> **取り組む課題**
- 1) 参照文書のスクリプトでは、変数 $flavour にどの値が代入されていますか。
- 2) 記録の最初の行から「- x-tick-label: 30: [946, 489, 967, 510]」を含む行までを、両端の行も含めて一字一句変えずに再掲してください。

> **参照文書**
******

付記(7/13/2008):
script は一応ここに置いてあるけれど、
はてなのスーパーpre記法(しつこいか)でコードを載っけるのもいいかな、と思って、
ここに張り付けておく(最新版):
>|perl|
#!/usr/local/bin/perl
# converter from my diary.html to blosxom
Copyright (C) 1997-2018, Kengo Ichiki
# $Id: diary2blosxom.pl,v 1.21 2008/07/13 15:41:53 ichiki Exp $
use HTML::Parser;
use Jcode;
$topurl = "http://kichiki.web.fc2.com/cgi-bin/blosxom.cgi/diary";
$flavour = "html";
@list0 = (); # old blosxom entry files
# globals for check_category_in_link
$check_link_tag = '';
$check_link_li = 0;
$check_link_text = '';
# check for command-line argument
die "Usage: diary2blosxom.pl (HTML file)\n" unless @ARGV == 1;
# get the command-line argument
my $file = shift;
my $path, $file0;
if ($file =~ /^diary\d{4}\_\d{2}.shtml$/) {
$path = '';
}
elsif ($file =~ /(.*\/)(diary\d{4}\_\d{2}.shtml)$/) {
$path = $1;
$file0 = $2;
}
else {
print "Illeagal diary file!\n";
exit;
}
#print "PATH = $path\n";
# Create HTML Parser object
my $p = HTML::Parser->new
(api_version => 3,
start_h => [\&start, "tagname,attr"],
text_h => [\&text, "dtext"],
end_h => [\&end, "tagname"],
);
die "File $file does't exist.\n" unless -e $file;
open (HTML, "< $file") or die "Cannot open $file";
$h1flag = 0; # h1 tag
$h2flag = 0; # h2 tag
$preflag = 0; # pre tag
$nsaflag = 0; # not-shown anchor tag flag -- local copy, no-href tags
$ullevel = 0; # ul level
$year = 0;
$month = 0;
$day = 0;
$num = 1;
$title = "";
$body = "";
$subn = 0;
$subday = 0;
$subname = "";
@subfile;
@subtitle;
@subbody;
@subullevel;
while (<HTML>) {
# convert input-line into utf8
Jcode::convert ( \$_, "utf8");
$p->parse($_);
}
close (HTML);
foreach $file (@list0) {
print "removed: $file\n";
unlink ($file);
}
exit;
sub start
{
my ($tagname, $attr) = @_;
my $i;
my $a, $c, $tmptag;
my $link_category;
# h1 tag
if ($tagname eq "h1") {
$h1flag = 1;
}
# h2 tag
elsif ($tagname eq "h2") {
$h2flag = 1;
}
# a tag
elsif ($tagname eq "a") {
if ($ullevel == 0 && $h2flag == 1) {
$_ = $attr->{id};
if (/d(\d+)/) {
$day = $1;
$num = 1; # reset counter
}
}
if ($ullevel >= 1) {
if ($attr->{href} eq "") {
# do nothing
$nsaflag = 1;
}
else {
$_ = $attr->{href};
$_ =~ s/^images\/AMAZON/http:\/\/images.amazon.com\/images\/P/;
$_ =~ s/^theorems.html/http:\/\/kichiki.web.fc2.com\/diary\/theorems.html/;
$_ =~ s/^summaries.html/http:\/\/kichiki.web.fc2.com\/diary\/summaries.html/;
$_ =~ s/^images\//http:\/\/kichiki.web.fc2.com\/diary\/images\//;
if (/^\#(.+)/) {
$_ = sprintf ("diary%4d_%02d.shtml\#%s",
$year, $month, $1);
}
if (/^diary(\d{4})\_(\d{2}).shtml\#d(\d+)-(.+)/) {
$link_category = check_category_in_link ($_);
if ($link_category eq "") {
$_ = sprintf ("$topurl/%4d%02d%02d-%s.$flavour",
$1, $2, $3, $4);
}
else {
$_ = sprintf
("$topurl/$link_category/%4d%02d%02d-%s.$flavour",
$1, $2, $3, $4);
}
}
elsif (/^diary(\d{4})\_(\d{2}).shtml\#d(\d+)/) {
$_ = "$topurl/$1/$2/$3";
}
elsif (/^diary(\d{4})\_(\d{2}).shtml/) {
$_ = "$topurl/$1/$2";
}
if ($_ eq "") {
# do nothing
$nsaflag = 1;
}
elsif (/^LOCAL\//) {
# do nothing
$nsaflag = 1;
}
else {
$nsaflag = 0; # to show (for sure)

******

> **使用する記録**
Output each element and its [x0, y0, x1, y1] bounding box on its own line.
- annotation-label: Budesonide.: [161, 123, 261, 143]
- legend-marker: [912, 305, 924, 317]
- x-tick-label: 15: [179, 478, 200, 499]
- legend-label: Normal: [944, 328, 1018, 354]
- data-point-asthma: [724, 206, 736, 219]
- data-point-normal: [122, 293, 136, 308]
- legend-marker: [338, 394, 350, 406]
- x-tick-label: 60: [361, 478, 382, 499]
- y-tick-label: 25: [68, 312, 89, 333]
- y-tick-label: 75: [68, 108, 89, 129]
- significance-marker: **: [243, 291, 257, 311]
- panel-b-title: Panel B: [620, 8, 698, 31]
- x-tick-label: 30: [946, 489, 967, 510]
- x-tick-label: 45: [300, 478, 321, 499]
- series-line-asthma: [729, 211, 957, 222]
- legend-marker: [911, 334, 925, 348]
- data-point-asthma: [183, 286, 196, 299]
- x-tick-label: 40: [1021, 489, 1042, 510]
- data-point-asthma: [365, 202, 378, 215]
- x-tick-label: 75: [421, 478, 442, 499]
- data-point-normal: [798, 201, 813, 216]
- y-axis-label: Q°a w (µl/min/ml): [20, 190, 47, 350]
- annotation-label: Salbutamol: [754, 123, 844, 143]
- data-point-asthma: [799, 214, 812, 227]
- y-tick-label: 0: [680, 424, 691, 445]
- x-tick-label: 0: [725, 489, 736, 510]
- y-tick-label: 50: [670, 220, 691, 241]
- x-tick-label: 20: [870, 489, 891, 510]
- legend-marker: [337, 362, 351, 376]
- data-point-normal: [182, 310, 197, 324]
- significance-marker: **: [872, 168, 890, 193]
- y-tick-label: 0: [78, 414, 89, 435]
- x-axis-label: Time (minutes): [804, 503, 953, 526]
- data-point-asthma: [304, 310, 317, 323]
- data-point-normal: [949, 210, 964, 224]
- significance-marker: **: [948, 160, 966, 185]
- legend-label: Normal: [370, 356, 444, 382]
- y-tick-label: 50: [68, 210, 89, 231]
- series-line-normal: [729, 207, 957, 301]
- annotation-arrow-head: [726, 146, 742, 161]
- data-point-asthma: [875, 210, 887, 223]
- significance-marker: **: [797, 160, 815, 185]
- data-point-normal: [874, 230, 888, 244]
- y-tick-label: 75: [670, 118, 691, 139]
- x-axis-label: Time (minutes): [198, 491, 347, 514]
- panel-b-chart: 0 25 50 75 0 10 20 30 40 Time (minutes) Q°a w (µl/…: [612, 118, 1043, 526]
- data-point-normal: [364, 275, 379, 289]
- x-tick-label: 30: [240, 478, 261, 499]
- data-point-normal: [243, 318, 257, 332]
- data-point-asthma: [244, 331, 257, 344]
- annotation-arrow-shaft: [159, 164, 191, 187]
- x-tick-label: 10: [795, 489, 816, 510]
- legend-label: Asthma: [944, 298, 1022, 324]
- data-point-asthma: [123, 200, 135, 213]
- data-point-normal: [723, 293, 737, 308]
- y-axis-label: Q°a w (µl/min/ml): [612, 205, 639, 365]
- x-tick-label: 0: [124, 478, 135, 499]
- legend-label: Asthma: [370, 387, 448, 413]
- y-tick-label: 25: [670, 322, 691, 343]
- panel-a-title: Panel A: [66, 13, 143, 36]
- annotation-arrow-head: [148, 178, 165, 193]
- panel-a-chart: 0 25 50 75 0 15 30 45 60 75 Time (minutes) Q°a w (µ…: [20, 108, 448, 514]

******

> **完成した解答**
- 1) $flavour には "html" が代入されています。

- 2)
Output each element and its [x0, y0, x1, y1] bounding box on its own line.
- annotation-label: Budesonide.: [161, 123, 261, 143]
- legend-marker: [912, 305, 924, 317]
- x-tick-label: 15: [179, 478, 200, 499]
- legend-label: Normal: [944, 328, 1018, 354]
- data-point-asthma: [724, 206, 736, 219]
- data-point-normal: [122, 293, 136, 308]
- legend-marker: [338, 394, 350, 406]
- x-tick-label: 60: [361, 478, 382, 499]
- y-tick-label: 25: [68, 312, 89, 333]
- y-tick-label: 75: [68, 108, 89, 129]
- significance-marker: **: [243, 291, 257, 311]
- panel-b-title: Panel B: [620, 8, 698, 31]
- x-tick-label: 30: [946, 489, 967, 510]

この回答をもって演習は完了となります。